SET PROBLEM - Omit any picture, and return the remaining data exactly as written.

Records from a collection of figures
※

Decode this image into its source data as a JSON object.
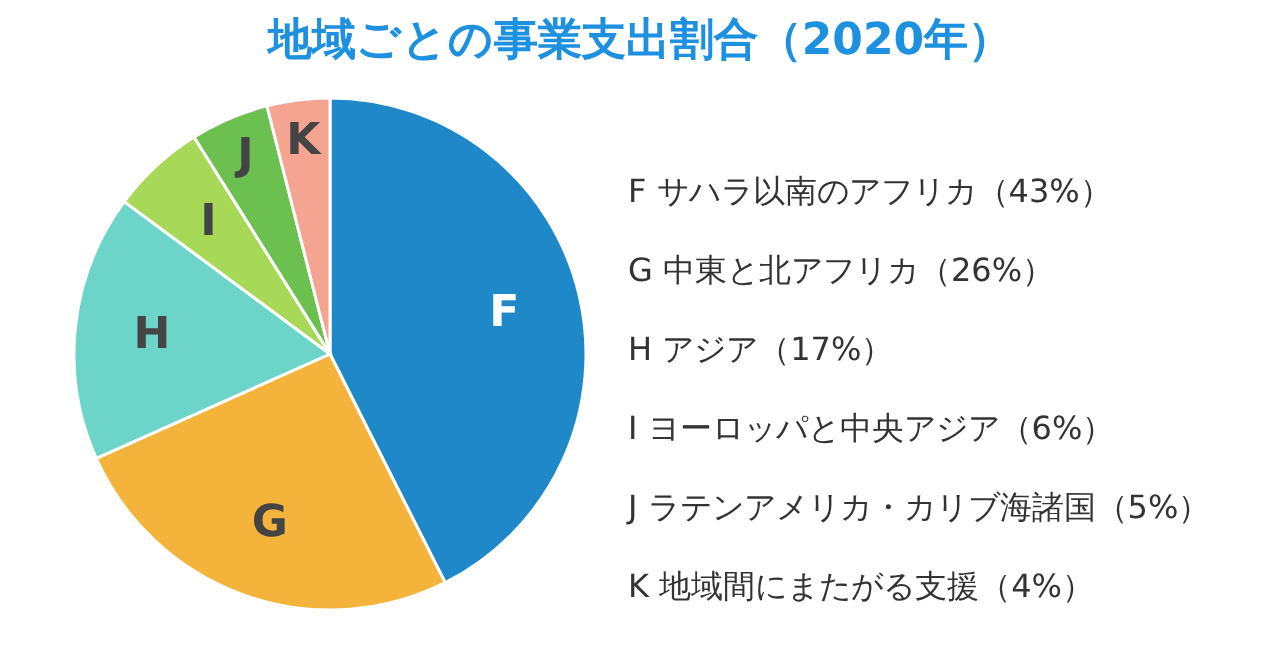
{
  "chart_data": {
    "type": "pie",
    "title": "地域ごとの事業支出割合（2020年）",
    "categories": [
      "F",
      "G",
      "H",
      "I",
      "J",
      "K"
    ],
    "values": [
      43,
      26,
      17,
      6,
      5,
      4
    ],
    "colors": [
      "#1e88c8",
      "#f4b43c",
      "#6cd4c8",
      "#a8d858",
      "#6cc050",
      "#f4a490"
    ],
    "annotations": [
      "F  サハラ以南のアフリカ（43%）",
      "G  中東と北アフリカ（26%）",
      "H  アジア（17%）",
      "I  ヨーロッパと中央アジア（6%）",
      "J  ラテンアメリカ・カリブ海諸国（5%）",
      "K  地域間にまたがる支援（4%）"
    ]
  }
}
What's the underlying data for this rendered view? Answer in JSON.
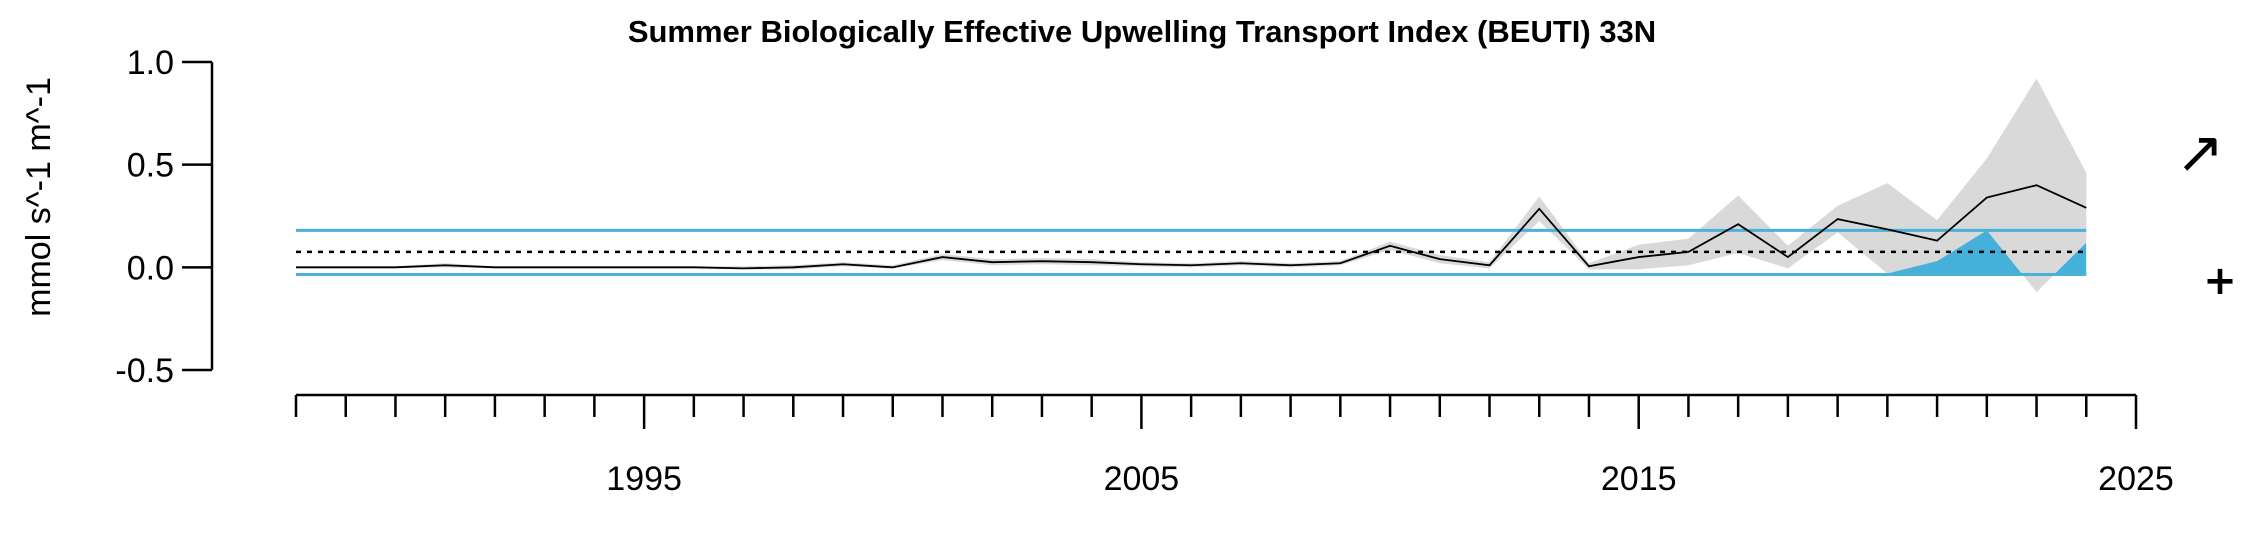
{
  "chart_data": {
    "type": "line",
    "title": "Summer Biologically Effective Upwelling Transport Index (BEUTI) 33N",
    "xlabel": "",
    "ylabel": "mmol s^-1 m^-1",
    "xlim": [
      1988,
      2025
    ],
    "ylim": [
      -0.5,
      1.0
    ],
    "x_ticks": [
      1995,
      2005,
      2015,
      2025
    ],
    "y_ticks": [
      1.0,
      0.5,
      0.0,
      -0.5
    ],
    "x_tick_labels": [
      "1995",
      "2005",
      "2015",
      "2025"
    ],
    "y_tick_labels": [
      "1.0",
      "0.5",
      "0.0",
      "-0.5"
    ],
    "grid": false,
    "series": [
      {
        "x": [
          1988,
          1989,
          1990,
          1991,
          1992,
          1993,
          1994,
          1995,
          1996,
          1997,
          1998,
          1999,
          2000,
          2001,
          2002,
          2003,
          2004,
          2005,
          2006,
          2007,
          2008,
          2009,
          2010,
          2011,
          2012,
          2013,
          2014,
          2015,
          2016,
          2017,
          2018,
          2019,
          2020,
          2021,
          2022,
          2023,
          2024
        ],
        "values": [
          0.0,
          0.0,
          0.0,
          0.01,
          0.0,
          0.0,
          0.0,
          0.0,
          0.0,
          -0.005,
          0.0,
          0.015,
          0.0,
          0.05,
          0.025,
          0.03,
          0.025,
          0.015,
          0.01,
          0.02,
          0.01,
          0.02,
          0.105,
          0.04,
          0.01,
          0.285,
          0.005,
          0.05,
          0.075,
          0.21,
          0.05,
          0.235,
          0.185,
          0.13,
          0.34,
          0.4,
          0.29
        ],
        "lower": [
          -0.005,
          -0.005,
          -0.005,
          0.0,
          -0.005,
          -0.005,
          -0.005,
          -0.005,
          -0.005,
          -0.01,
          -0.01,
          0.005,
          -0.005,
          0.035,
          0.01,
          0.015,
          0.01,
          0.005,
          0.0,
          0.01,
          0.0,
          0.01,
          0.085,
          0.02,
          -0.005,
          0.225,
          -0.01,
          -0.01,
          0.01,
          0.07,
          -0.005,
          0.17,
          -0.03,
          0.03,
          0.18,
          -0.12,
          0.12
        ],
        "upper": [
          0.005,
          0.005,
          0.005,
          0.02,
          0.005,
          0.005,
          0.005,
          0.005,
          0.005,
          0.005,
          0.01,
          0.025,
          0.01,
          0.065,
          0.04,
          0.045,
          0.04,
          0.025,
          0.02,
          0.03,
          0.02,
          0.03,
          0.125,
          0.06,
          0.025,
          0.345,
          0.02,
          0.11,
          0.14,
          0.35,
          0.105,
          0.3,
          0.41,
          0.23,
          0.53,
          0.92,
          0.46
        ]
      }
    ],
    "mean": 0.075,
    "mean_plus_sd": 0.18,
    "mean_minus_sd": -0.035,
    "recent_window": [
      2020,
      2024
    ],
    "trend_symbol": "↗",
    "mean_symbol": "+",
    "colors": {
      "sd_lines": "#4ab1d8",
      "shading_above": "#d9d9d9",
      "shading_below": "#45b0da",
      "line": "#000000",
      "mean_line": "#000000",
      "axes": "#000000"
    }
  }
}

※

FINAL RESULT -
Decode this image into its source data as a JSON object.
{
  "chart_data": {
    "type": "pie",
    "title": "地域ごとの事業支出割合（2020年）",
    "categories": [
      "F",
      "G",
      "H",
      "I",
      "J",
      "K"
    ],
    "values": [
      43,
      26,
      17,
      6,
      5,
      4
    ],
    "colors": [
      "#1e88c8",
      "#f4b43c",
      "#6cd4c8",
      "#a8d858",
      "#6cc050",
      "#f4a490"
    ],
    "annotations": [
      "F  サハラ以南のアフリカ（43%）",
      "G  中東と北アフリカ（26%）",
      "H  アジア（17%）",
      "I  ヨーロッパと中央アジア（6%）",
      "J  ラテンアメリカ・カリブ海諸国（5%）",
      "K  地域間にまたがる支援（4%）"
    ]
  }
}
What's the underlying data for this rendered view? Answer in JSON.
{
  "chart_data": {
    "type": "line",
    "title": "Summer Biologically Effective Upwelling Transport Index (BEUTI) 33N",
    "xlabel": "",
    "ylabel": "mmol s^-1 m^-1",
    "xlim": [
      1988,
      2025
    ],
    "ylim": [
      -0.5,
      1.0
    ],
    "x_ticks": [
      1995,
      2005,
      2015,
      2025
    ],
    "y_ticks": [
      1.0,
      0.5,
      0.0,
      -0.5
    ],
    "x_tick_labels": [
      "1995",
      "2005",
      "2015",
      "2025"
    ],
    "y_tick_labels": [
      "1.0",
      "0.5",
      "0.0",
      "-0.5"
    ],
    "grid": false,
    "series": [
      {
        "x": [
          1988,
          1989,
          1990,
          1991,
          1992,
          1993,
          1994,
          1995,
          1996,
          1997,
          1998,
          1999,
          2000,
          2001,
          2002,
          2003,
          2004,
          2005,
          2006,
          2007,
          2008,
          2009,
          2010,
          2011,
          2012,
          2013,
          2014,
          2015,
          2016,
          2017,
          2018,
          2019,
          2020,
          2021,
          2022,
          2023,
          2024
        ],
        "values": [
          0.0,
          0.0,
          0.0,
          0.01,
          0.0,
          0.0,
          0.0,
          0.0,
          0.0,
          -0.005,
          0.0,
          0.015,
          0.0,
          0.05,
          0.025,
          0.03,
          0.025,
          0.015,
          0.01,
          0.02,
          0.01,
          0.02,
          0.105,
          0.04,
          0.01,
          0.285,
          0.005,
          0.05,
          0.075,
          0.21,
          0.05,
          0.235,
          0.185,
          0.13,
          0.34,
          0.4,
          0.29
        ],
        "lower": [
          -0.005,
          -0.005,
          -0.005,
          0.0,
          -0.005,
          -0.005,
          -0.005,
          -0.005,
          -0.005,
          -0.01,
          -0.01,
          0.005,
          -0.005,
          0.035,
          0.01,
          0.015,
          0.01,
          0.005,
          0.0,
          0.01,
          0.0,
          0.01,
          0.085,
          0.02,
          -0.005,
          0.225,
          -0.01,
          -0.01,
          0.01,
          0.07,
          -0.005,
          0.17,
          -0.03,
          0.03,
          0.18,
          -0.12,
          0.12
        ],
        "upper": [
          0.005,
          0.005,
          0.005,
          0.02,
          0.005,
          0.005,
          0.005,
          0.005,
          0.005,
          0.005,
          0.01,
          0.025,
          0.01,
          0.065,
          0.04,
          0.045,
          0.04,
          0.025,
          0.02,
          0.03,
          0.02,
          0.03,
          0.125,
          0.06,
          0.025,
          0.345,
          0.02,
          0.11,
          0.14,
          0.35,
          0.105,
          0.3,
          0.41,
          0.23,
          0.53,
          0.92,
          0.46
        ]
      }
    ],
    "mean": 0.075,
    "mean_plus_sd": 0.18,
    "mean_minus_sd": -0.035,
    "recent_window": [
      2020,
      2024
    ],
    "trend_symbol": "↗",
    "mean_symbol": "+",
    "colors": {
      "sd_lines": "#4ab1d8",
      "shading_above": "#d9d9d9",
      "shading_below": "#45b0da",
      "line": "#000000",
      "mean_line": "#000000",
      "axes": "#000000"
    }
  }
}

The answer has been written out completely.